- [Task]
In the records below, copy out word for word every line from the one containing "itemize the components" through the one containing "axis-ticks: 0 10 20 30 40 50 0 20", both included.

- [The data]
"""
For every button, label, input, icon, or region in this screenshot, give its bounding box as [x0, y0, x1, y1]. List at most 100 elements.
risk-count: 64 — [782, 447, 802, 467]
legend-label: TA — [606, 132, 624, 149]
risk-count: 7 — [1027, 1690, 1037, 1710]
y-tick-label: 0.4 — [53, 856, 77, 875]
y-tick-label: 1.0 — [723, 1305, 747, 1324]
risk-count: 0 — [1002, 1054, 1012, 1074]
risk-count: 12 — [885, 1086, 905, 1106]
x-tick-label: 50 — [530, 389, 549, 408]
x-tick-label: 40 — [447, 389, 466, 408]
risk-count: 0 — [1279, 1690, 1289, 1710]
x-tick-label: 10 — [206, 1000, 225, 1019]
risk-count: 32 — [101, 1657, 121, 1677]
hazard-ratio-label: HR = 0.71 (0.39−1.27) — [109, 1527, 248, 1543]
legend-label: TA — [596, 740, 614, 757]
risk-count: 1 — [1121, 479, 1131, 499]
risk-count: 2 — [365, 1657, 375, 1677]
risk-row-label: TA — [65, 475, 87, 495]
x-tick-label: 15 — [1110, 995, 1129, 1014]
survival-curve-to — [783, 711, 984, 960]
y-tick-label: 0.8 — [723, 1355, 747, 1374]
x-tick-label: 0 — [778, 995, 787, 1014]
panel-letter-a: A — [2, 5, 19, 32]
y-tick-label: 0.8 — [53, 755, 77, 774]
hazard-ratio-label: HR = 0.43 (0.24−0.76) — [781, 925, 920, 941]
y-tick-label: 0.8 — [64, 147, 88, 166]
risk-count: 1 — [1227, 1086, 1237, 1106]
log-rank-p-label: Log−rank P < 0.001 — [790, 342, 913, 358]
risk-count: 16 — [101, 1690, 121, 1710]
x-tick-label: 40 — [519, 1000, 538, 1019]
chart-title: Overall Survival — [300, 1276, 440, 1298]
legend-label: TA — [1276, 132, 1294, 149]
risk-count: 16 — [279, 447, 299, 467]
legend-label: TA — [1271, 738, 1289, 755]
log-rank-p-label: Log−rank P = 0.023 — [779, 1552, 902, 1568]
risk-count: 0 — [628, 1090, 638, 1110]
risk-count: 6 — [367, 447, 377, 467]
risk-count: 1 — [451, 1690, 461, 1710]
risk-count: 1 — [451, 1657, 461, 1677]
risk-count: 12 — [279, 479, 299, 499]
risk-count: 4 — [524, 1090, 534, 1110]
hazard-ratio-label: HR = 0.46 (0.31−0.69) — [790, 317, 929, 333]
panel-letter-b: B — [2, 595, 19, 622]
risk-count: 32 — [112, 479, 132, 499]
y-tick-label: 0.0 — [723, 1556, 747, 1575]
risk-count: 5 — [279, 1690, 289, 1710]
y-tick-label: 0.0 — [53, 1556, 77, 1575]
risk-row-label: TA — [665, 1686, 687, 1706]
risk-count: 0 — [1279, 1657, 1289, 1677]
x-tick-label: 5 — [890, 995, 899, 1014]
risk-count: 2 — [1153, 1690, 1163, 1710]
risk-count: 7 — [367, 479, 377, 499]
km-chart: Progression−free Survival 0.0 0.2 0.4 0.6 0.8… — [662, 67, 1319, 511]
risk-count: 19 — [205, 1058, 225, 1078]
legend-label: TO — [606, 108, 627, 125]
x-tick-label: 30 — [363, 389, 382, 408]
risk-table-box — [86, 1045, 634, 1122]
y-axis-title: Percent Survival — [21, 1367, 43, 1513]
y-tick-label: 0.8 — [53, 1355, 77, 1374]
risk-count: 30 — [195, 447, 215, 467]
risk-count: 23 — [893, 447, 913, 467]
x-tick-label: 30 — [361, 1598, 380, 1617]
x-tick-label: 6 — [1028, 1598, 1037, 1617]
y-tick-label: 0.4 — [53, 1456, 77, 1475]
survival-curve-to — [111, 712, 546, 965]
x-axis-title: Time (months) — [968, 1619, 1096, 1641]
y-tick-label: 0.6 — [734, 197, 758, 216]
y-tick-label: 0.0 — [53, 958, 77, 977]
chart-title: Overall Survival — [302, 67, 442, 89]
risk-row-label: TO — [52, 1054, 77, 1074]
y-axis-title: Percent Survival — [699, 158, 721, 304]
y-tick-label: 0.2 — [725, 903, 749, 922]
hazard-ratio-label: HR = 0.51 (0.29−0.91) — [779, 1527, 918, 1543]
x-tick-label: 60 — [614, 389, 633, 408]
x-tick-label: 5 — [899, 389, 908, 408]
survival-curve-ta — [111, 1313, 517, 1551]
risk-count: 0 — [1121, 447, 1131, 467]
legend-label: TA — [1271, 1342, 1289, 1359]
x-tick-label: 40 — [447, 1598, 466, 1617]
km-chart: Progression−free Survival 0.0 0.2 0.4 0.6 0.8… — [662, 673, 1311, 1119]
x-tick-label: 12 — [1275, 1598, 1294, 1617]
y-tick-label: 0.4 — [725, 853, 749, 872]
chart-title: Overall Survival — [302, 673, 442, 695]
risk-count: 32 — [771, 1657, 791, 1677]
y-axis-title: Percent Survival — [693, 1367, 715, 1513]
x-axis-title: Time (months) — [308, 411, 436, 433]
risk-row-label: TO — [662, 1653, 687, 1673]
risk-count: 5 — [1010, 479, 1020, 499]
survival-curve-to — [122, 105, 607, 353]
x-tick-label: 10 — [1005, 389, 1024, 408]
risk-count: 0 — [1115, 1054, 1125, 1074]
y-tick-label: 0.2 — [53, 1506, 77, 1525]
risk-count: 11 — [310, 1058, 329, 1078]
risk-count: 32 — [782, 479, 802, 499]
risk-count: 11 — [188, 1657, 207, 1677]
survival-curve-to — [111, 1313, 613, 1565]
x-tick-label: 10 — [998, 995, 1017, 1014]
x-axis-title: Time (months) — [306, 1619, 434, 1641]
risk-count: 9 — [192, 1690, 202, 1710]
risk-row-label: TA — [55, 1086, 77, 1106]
"""
"""
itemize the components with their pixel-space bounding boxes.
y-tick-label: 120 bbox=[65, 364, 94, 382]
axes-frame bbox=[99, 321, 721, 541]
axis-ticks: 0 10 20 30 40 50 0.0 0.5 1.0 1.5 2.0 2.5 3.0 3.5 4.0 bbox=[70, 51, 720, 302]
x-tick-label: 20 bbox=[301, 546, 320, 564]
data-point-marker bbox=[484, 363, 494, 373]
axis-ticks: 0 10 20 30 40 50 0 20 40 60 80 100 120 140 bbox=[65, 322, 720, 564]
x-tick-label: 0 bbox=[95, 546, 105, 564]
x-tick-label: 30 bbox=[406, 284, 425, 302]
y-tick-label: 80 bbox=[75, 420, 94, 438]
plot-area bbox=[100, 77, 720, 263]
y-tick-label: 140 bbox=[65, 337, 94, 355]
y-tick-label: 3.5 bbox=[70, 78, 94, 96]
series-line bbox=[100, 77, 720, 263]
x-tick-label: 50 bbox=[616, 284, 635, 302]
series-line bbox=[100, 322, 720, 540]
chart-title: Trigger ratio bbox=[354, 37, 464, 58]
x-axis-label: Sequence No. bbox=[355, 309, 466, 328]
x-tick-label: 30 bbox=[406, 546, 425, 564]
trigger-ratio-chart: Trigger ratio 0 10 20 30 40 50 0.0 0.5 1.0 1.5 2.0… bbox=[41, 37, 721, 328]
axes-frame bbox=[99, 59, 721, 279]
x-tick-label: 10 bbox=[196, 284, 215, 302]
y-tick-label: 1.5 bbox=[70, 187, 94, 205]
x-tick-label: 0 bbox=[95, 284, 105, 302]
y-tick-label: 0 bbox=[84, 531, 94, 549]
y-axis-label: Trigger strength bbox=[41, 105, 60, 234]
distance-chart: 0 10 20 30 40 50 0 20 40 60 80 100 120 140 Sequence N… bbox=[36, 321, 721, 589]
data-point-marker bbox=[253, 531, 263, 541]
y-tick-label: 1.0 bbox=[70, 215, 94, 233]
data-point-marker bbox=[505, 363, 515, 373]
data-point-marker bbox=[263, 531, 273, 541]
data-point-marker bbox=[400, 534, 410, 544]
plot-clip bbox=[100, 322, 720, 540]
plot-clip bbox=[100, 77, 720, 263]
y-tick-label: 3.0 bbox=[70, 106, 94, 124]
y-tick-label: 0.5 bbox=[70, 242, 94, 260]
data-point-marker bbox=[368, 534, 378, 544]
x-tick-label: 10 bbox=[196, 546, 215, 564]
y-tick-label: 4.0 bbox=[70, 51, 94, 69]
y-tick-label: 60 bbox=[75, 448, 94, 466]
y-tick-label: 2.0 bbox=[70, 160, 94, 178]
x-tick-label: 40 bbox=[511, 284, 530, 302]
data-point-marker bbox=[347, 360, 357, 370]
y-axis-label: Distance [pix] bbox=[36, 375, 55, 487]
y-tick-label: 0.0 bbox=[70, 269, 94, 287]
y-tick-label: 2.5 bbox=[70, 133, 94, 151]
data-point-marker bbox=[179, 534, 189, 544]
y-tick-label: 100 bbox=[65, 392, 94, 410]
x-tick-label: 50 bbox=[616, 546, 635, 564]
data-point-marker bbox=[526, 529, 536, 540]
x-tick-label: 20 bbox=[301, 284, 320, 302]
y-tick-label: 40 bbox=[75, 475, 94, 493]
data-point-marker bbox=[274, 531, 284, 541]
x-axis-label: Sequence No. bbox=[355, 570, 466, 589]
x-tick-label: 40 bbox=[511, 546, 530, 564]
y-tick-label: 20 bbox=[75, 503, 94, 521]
"""
- [Expected output]
itemize the components with their pixel-space bounding boxes.
y-tick-label: 120 bbox=[65, 364, 94, 382]
axes-frame bbox=[99, 321, 721, 541]
axis-ticks: 0 10 20 30 40 50 0.0 0.5 1.0 1.5 2.0 2.5 3.0 3.5 4.0 bbox=[70, 51, 720, 302]
x-tick-label: 20 bbox=[301, 546, 320, 564]
data-point-marker bbox=[484, 363, 494, 373]
axis-ticks: 0 10 20 30 40 50 0 20 40 60 80 100 120 140 bbox=[65, 322, 720, 564]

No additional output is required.